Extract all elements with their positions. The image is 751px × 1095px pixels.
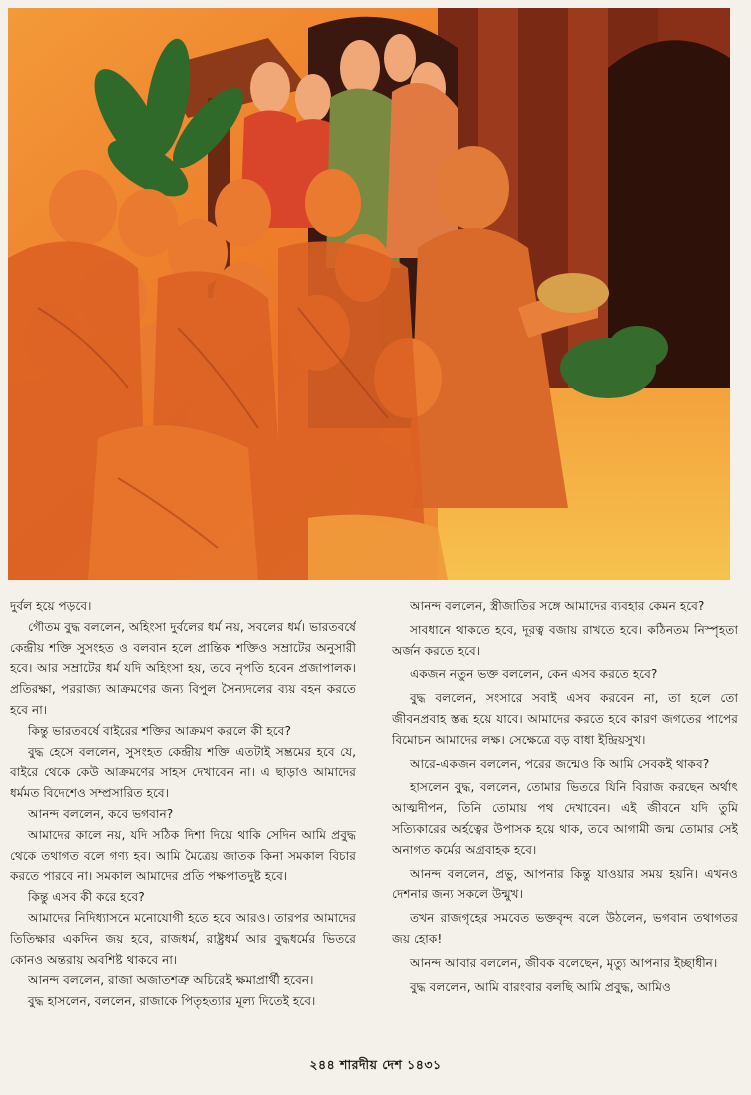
painting-buddha-with-monks-icon bbox=[8, 8, 730, 580]
paragraph: আনন্দ বললেন, প্রভু, আপনার কিন্তু যাওয়ার সময় হয়নি। এখনও দেশনার জন্য সকলে উন্মুখ। bbox=[392, 866, 738, 902]
paragraph: আরে-একজন বললেন, পরের জন্মেও কি আমি সেবকই থাকব? bbox=[410, 756, 710, 771]
illustration bbox=[8, 8, 730, 580]
paragraph: বুদ্ধ বললেন, আমি বারংবার বলছি আমি প্রবুদ্ধ, আমিও bbox=[410, 979, 671, 994]
paragraph: বুদ্ধ হাসলেন, বললেন, রাজাকে পিতৃহত্যার মূল্য দিতেই হবে। bbox=[28, 994, 316, 1009]
paragraph: আনন্দ আবার বললেন, জীবক বলেছেন, মৃত্যু আপনার ইচ্ছাধীন। bbox=[410, 955, 718, 970]
paragraph: তখন রাজগৃহের সমবেত ভক্তবৃন্দ বলে উঠলেন, ভগবান তথাগতর জয় হোক! bbox=[392, 911, 738, 946]
paragraph: গৌতম বুদ্ধ বললেন, অহিংসা দুর্বলের ধর্ম নয়, সবলের ধর্ম। ভারতবর্ষে কেন্দ্রীয় শক্তি সুসংহত ও বলবান হলে প্রান্তিক শক্তিও সম্রাটের অনুসারী হবে। আর সম্রাটের ধর্ম যদি অহিংসা হয়, তবে নৃপতি হবেন প্রজাপালক। প্রতিরক্ষা, পররাজ্য আক্রমণের জন্য বিপুল সৈন্যদলের ব্যয় বহন করতে হবে না। bbox=[10, 619, 356, 717]
paragraph: বুদ্ধ বললেন, সংসারে সবাই এসব করবেন না, তা হলে তো জীবনপ্রবাহ স্তব্ধ হয়ে যাবে। আমাদের করতে হবে কারণ জগতের পাপের বিমোচন আমাদের লক্ষ। সেক্ষেত্রে বড় বাধা ইন্দ্রিয়সুখ। bbox=[392, 691, 738, 747]
paragraph: দুর্বল হয়ে পড়বে। bbox=[10, 599, 92, 613]
paragraph: একজন নতুন ভক্ত বললেন, কেন এসব করতে হবে? bbox=[410, 667, 658, 682]
right-text-column bbox=[392, 596, 738, 1051]
paragraph: কিন্তু এসব কী করে হবে? bbox=[28, 890, 145, 905]
paragraph: আমাদের নিদিধ্যাসনে মনোযোগী হতে হবে আরও। তারপর আমাদের তিতিক্ষার একদিন জয় হবে, রাজধর্ম, রাষ্ট্রধর্ম আর বুদ্ধধর্মের ভিতরে কোনও অন্তরায় অবশিষ্ট থাকবে না। bbox=[10, 910, 356, 967]
left-text-column bbox=[10, 596, 356, 1051]
paragraph: আমাদের কালে নয়, যদি সঠিক দিশা দিয়ে থাকি সেদিন আমি প্রবুদ্ধ থেকে তথাগত বলে গণ্য হব। আমি মৈত্রেয় জাতক কিনা সমকাল বিচার করতে পারবে না। সমকাল আমাদের প্রতি পক্ষপাতদুষ্ট হবে। bbox=[10, 827, 356, 884]
paragraph: আনন্দ বললেন, কবে ভগবান? bbox=[28, 806, 174, 821]
paragraph: সাবধানে থাকতে হবে, দূরত্ব বজায় রাখতে হবে। কঠিনতম নিস্পৃহতা অর্জন করতে হবে। bbox=[392, 622, 738, 658]
paragraph: বুদ্ধ হেসে বললেন, সুসংহত কেন্দ্রীয় শক্তি এতটাই সম্ভ্রমের হবে যে, বাইরে থেকে কেউ আক্রমণের সাহস দেখাবেন না। এ ছাড়াও আমাদের ধর্মমত বিদেশেও সম্প্রসারিত হবে। bbox=[10, 744, 356, 801]
paragraph: আনন্দ বললেন, রাজা অজাতশত্রু অচিরেই ক্ষমাপ্রার্থী হবেন। bbox=[28, 973, 314, 988]
paragraph: কিন্তু ভারতবর্ষে বাইরের শক্তির আক্রমণ করলে কী হবে? bbox=[28, 723, 291, 738]
paragraph: হাসলেন বুদ্ধ, বললেন, তোমার ভিতরে যিনি বিরাজ করছেন অর্থাৎ আত্মদীপন, তিনি তোমায় পথ দেখাবেন। এই জীবনে যদি তুমি সত্যিকারের অর্হত্বের উপাসক হয়ে থাক, তবে আগামী জন্ম তোমার সেই অনাগত কর্মের অগ্রবাহক হবে। bbox=[392, 780, 738, 857]
paragraph: আনন্দ বললেন, স্ত্রীজাতির সঙ্গে আমাদের ব্যবহার কেমন হবে? bbox=[410, 599, 705, 613]
page-footer: ২৪৪ শারদীয় দেশ ১৪৩১ bbox=[309, 1057, 442, 1072]
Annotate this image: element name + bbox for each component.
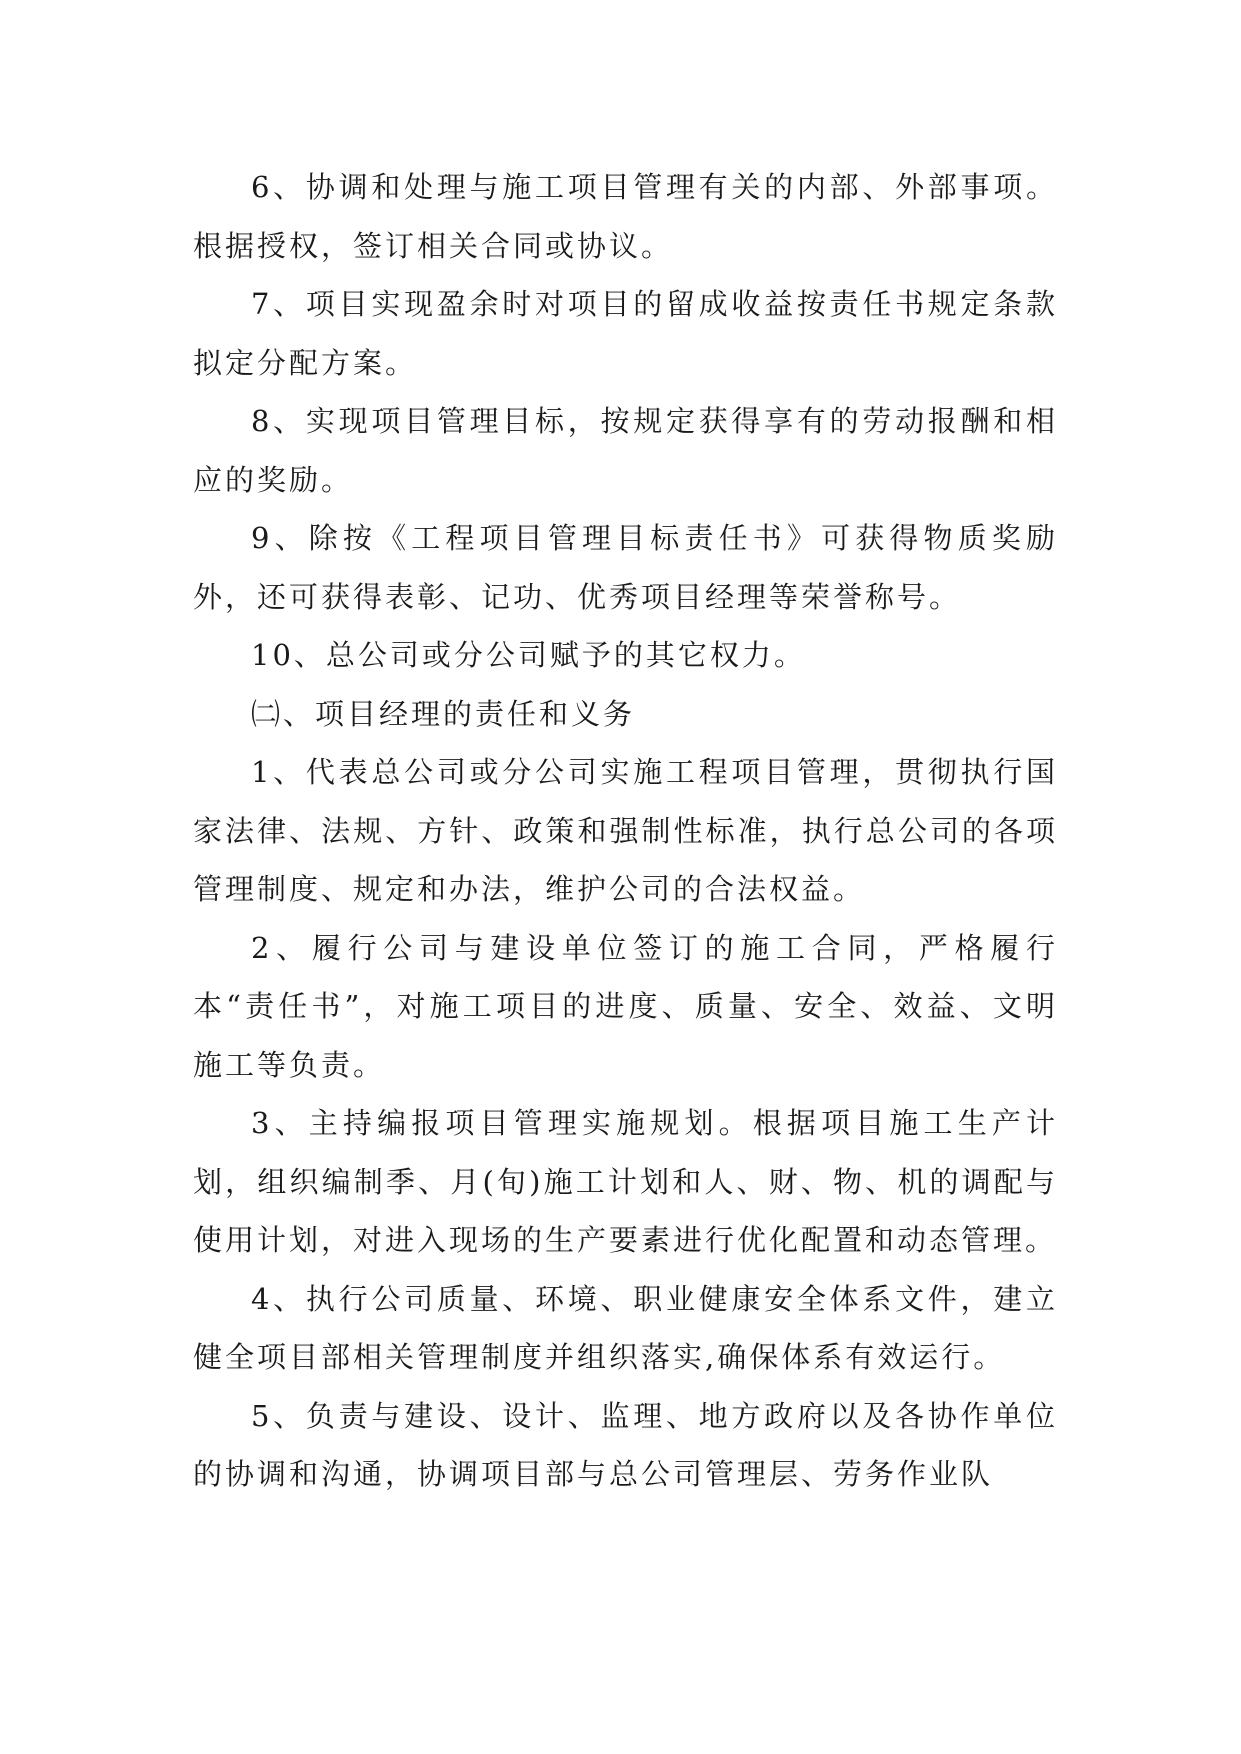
paragraph-duty-4: 4、执行公司质量、环境、职业健康安全体系文件，建立健全项目部相关管理制度并组织落实,确保体系有效运行。 xyxy=(193,1281,1058,1374)
paragraph-item-9: 9、除按《工程项目管理目标责任书》可获得物质奖励外，还可获得表彰、记功、优秀项目经理等荣誉称号。 xyxy=(193,521,1058,614)
paragraph-duty-2: 2、履行公司与建设单位签订的施工合同，严格履行本“责任书”，对施工项目的进度、质量、安全、效益、文明施工等负责。 xyxy=(193,930,1058,1082)
paragraph-item-6: 6、协调和处理与施工项目管理有关的内部、外部事项。根据授权，签订相关合同或协议。 xyxy=(193,170,1058,263)
paragraph-item-8: 8、实现项目管理目标，按规定获得享有的劳动报酬和相应的奖励。 xyxy=(193,404,1058,497)
paragraph-duty-5: 5、负责与建设、设计、监理、地方政府以及各协作单位的协调和沟通，协调项目部与总公司管理层、劳务作业队 xyxy=(193,1398,1058,1491)
section-heading: ㈡、项目经理的责任和义务 xyxy=(251,696,636,731)
paragraph-item-7: 7、项目实现盈余时对项目的留成收益按责任书规定条款拟定分配方案。 xyxy=(193,287,1058,380)
paragraph-duty-3: 3、主持编报项目管理实施规划。根据项目施工生产计划，组织编制季、月(旬)施工计划和人、财、物、机的调配与使用计划，对进入现场的生产要素进行优化配置和动态管理。 xyxy=(193,1106,1058,1257)
paragraph-item-10: 10、总公司或分公司赋予的其它权力。 xyxy=(251,638,806,672)
document-body xyxy=(193,158,1058,1504)
paragraph-duty-1: 1、代表总公司或分公司实施工程项目管理，贯彻执行国家法律、法规、方针、政策和强制性标准，执行总公司的各项管理制度、规定和办法，维护公司的合法权益。 xyxy=(193,755,1058,906)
========
▶ **REQUIRED WORK**
Report every line of the listing that contains the string "item", matching case exactly.

▶ **WRITTEN ANSWER**
paragraph-item-9: 9、除按《工程项目管理目标责任书》可获得物质奖励外，还可获得表彰、记功、优秀项目经理等荣誉称号。 xyxy=(193,521,1058,614)
paragraph-item-6: 6、协调和处理与施工项目管理有关的内部、外部事项。根据授权，签订相关合同或协议。 xyxy=(193,170,1058,263)
paragraph-item-8: 8、实现项目管理目标，按规定获得享有的劳动报酬和相应的奖励。 xyxy=(193,404,1058,497)
paragraph-item-7: 7、项目实现盈余时对项目的留成收益按责任书规定条款拟定分配方案。 xyxy=(193,287,1058,380)
paragraph-item-10: 10、总公司或分公司赋予的其它权力。 xyxy=(251,638,806,672)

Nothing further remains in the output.